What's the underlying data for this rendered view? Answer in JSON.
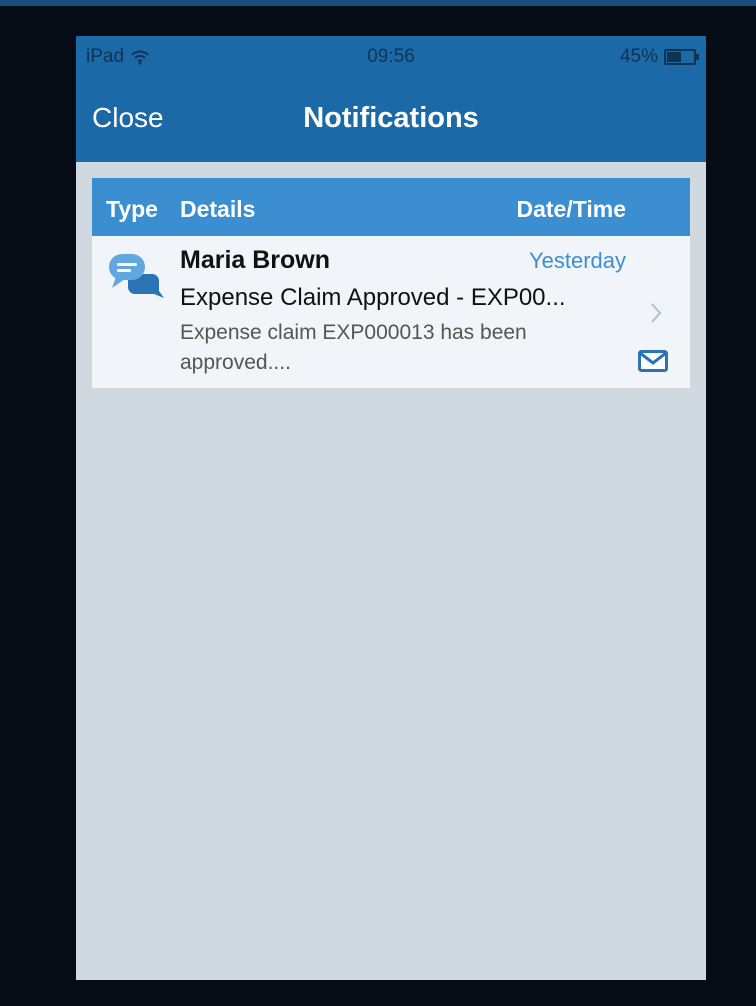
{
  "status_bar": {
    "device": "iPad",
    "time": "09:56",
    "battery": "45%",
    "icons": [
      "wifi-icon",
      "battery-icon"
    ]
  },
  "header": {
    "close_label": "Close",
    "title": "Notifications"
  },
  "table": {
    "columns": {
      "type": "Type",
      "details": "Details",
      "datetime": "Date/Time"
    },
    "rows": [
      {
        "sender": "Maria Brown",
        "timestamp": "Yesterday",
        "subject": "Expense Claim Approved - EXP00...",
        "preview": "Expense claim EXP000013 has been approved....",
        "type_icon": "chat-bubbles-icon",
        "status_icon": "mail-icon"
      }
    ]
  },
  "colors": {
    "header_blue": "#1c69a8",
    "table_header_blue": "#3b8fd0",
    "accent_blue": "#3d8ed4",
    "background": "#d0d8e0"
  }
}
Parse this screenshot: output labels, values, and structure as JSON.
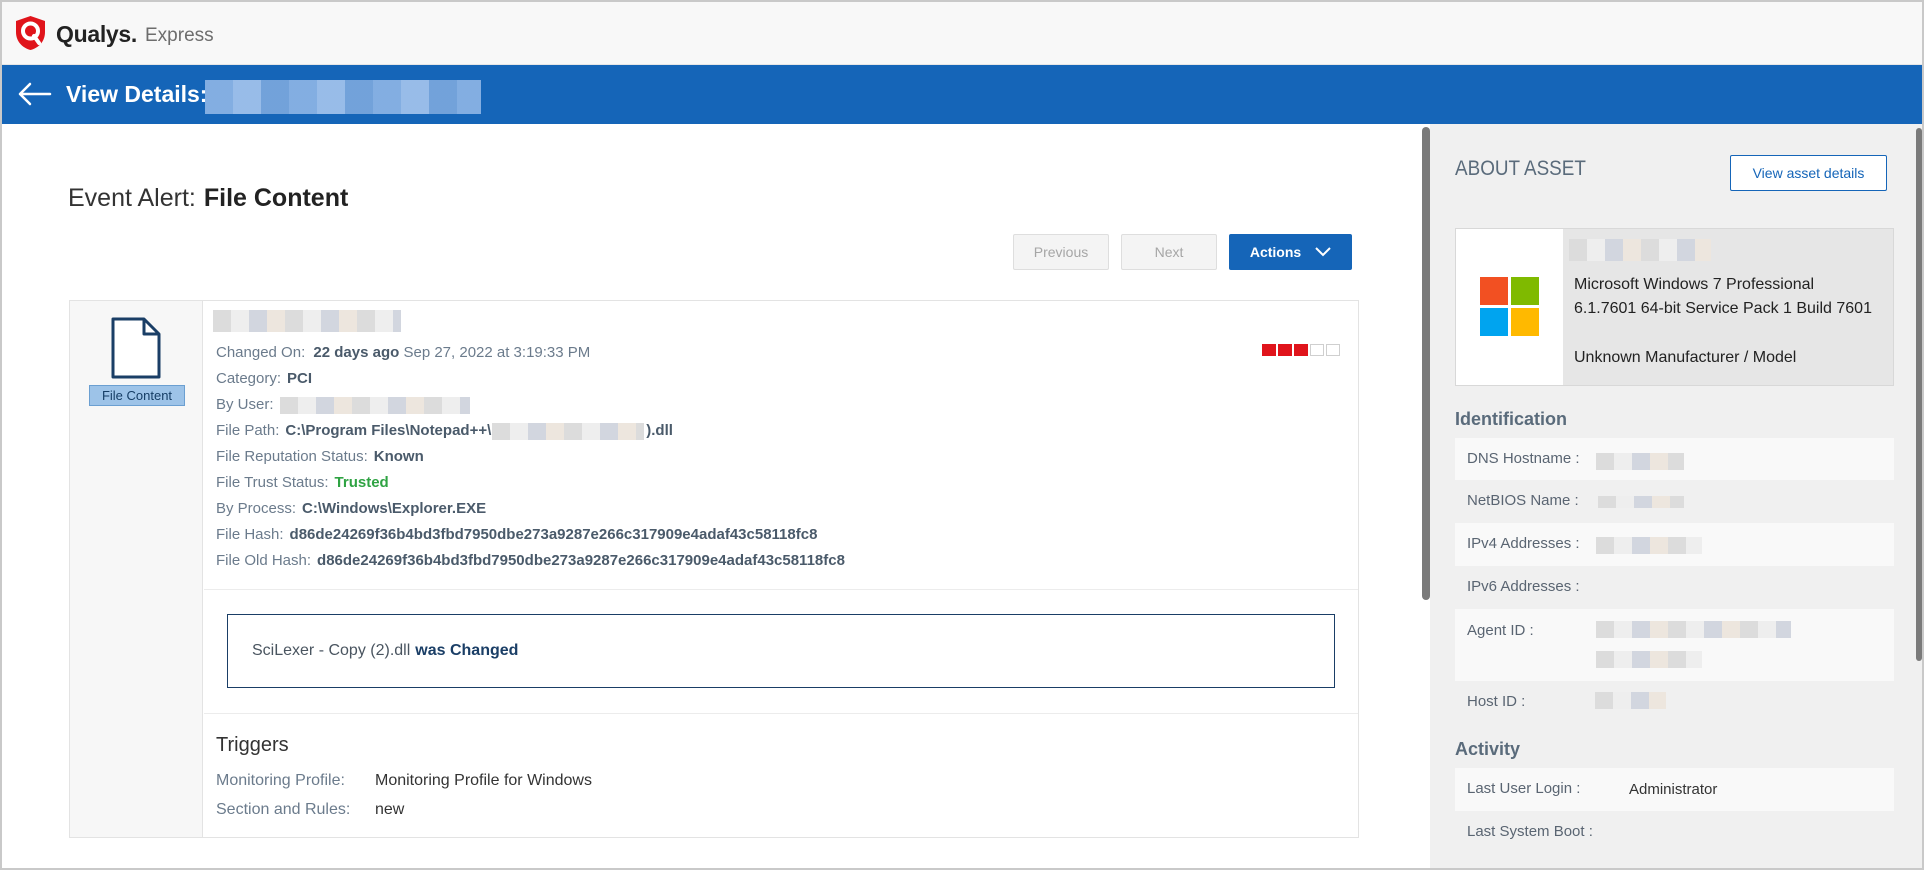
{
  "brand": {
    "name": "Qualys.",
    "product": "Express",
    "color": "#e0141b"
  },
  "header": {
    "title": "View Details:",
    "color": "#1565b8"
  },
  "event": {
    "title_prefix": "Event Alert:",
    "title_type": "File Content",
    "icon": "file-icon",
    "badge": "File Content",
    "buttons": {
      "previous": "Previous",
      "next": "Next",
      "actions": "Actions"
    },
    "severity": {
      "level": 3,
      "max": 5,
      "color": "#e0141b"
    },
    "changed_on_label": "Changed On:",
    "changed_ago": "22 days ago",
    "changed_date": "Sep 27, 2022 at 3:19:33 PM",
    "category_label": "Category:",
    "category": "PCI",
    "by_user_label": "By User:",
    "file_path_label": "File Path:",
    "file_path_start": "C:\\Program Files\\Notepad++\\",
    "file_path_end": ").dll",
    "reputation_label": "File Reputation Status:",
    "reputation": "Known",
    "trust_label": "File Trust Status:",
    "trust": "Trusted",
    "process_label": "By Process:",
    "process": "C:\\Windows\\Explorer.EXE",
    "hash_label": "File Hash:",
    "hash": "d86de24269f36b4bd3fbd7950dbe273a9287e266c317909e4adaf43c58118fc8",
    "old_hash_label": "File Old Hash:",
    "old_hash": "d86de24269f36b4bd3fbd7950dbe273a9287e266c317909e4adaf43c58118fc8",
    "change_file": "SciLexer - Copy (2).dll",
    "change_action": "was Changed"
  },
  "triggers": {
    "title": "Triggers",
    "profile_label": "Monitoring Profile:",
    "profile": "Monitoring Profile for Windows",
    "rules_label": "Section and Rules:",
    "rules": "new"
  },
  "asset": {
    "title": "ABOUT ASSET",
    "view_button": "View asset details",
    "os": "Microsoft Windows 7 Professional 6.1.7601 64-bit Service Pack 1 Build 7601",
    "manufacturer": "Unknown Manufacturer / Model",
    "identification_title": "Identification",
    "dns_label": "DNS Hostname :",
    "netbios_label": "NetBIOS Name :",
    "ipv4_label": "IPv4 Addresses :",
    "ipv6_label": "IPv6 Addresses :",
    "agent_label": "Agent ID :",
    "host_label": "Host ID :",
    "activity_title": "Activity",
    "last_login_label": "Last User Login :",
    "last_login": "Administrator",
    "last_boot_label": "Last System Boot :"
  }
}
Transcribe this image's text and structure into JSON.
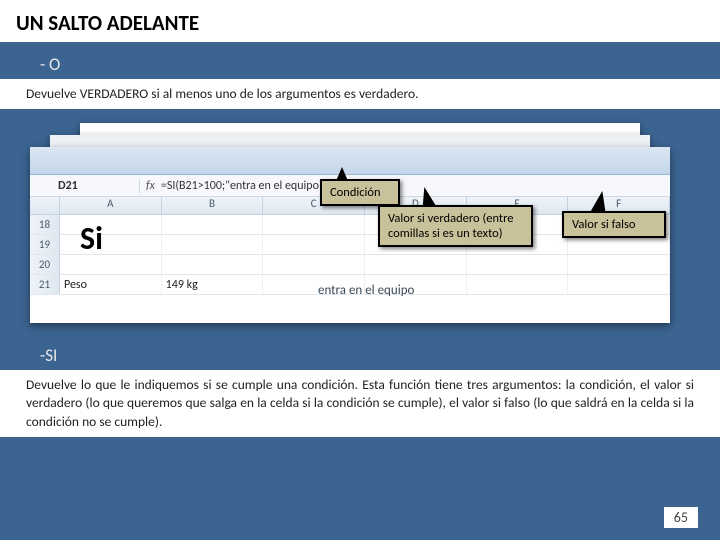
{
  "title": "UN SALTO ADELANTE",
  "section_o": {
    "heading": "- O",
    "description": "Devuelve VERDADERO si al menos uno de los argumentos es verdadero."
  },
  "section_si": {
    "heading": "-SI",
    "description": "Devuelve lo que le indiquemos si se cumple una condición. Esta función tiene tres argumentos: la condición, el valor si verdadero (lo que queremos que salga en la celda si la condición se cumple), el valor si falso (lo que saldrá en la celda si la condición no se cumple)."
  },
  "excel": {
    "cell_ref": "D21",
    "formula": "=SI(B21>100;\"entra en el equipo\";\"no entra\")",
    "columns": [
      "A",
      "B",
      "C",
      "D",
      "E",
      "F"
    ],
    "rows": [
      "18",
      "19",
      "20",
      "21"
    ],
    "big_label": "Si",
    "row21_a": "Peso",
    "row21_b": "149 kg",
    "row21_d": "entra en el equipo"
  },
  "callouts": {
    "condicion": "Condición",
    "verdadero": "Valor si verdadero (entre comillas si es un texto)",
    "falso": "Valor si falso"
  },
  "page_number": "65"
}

§ §

● Goal of the exercise: From the data, list each line in which the string "Addresses" appears.

● Output for this exercise:
    "ipv4_label": "IPv4 Addresses :",
    "ipv6_label": "IPv6 Addresses :",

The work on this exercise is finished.